**Problem description:**
Out of the lines below, please list those that hold the string "tidal".

**Supplied records:**
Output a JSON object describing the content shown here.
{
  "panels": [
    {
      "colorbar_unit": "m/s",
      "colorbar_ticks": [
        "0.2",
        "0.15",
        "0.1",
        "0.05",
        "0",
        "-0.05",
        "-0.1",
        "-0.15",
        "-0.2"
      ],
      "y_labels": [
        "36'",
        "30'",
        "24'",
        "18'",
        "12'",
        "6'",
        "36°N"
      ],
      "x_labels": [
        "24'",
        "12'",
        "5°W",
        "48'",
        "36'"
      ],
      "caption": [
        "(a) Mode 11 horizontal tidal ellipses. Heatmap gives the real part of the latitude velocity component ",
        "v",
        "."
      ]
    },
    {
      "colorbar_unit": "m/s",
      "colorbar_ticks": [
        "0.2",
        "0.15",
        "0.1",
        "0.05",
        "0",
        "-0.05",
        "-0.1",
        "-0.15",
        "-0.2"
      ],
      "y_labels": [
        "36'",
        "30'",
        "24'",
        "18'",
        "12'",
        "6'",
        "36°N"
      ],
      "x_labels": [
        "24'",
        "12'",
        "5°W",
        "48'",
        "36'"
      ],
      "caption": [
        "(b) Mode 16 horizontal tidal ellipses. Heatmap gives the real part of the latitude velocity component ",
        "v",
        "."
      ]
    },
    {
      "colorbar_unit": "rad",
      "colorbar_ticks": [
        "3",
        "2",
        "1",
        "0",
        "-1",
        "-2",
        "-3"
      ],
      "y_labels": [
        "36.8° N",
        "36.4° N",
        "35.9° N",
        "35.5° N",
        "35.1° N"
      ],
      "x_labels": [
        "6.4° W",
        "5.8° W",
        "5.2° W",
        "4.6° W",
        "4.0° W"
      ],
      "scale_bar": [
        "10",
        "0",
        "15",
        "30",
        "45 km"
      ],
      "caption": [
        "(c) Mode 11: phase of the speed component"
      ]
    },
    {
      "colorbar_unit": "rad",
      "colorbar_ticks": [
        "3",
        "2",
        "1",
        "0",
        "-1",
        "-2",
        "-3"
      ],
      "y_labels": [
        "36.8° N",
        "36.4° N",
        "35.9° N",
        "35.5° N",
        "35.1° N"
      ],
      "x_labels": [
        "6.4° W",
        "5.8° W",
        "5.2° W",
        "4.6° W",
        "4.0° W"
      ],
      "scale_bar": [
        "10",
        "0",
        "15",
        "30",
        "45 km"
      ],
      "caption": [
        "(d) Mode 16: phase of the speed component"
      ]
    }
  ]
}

**Solution to the exercise:**
        "(a) Mode 11 horizontal tidal ellipses. Heatmap gives the real part of the latitude velocity component ",
        "(b) Mode 16 horizontal tidal ellipses. Heatmap gives the real part of the latitude velocity component ",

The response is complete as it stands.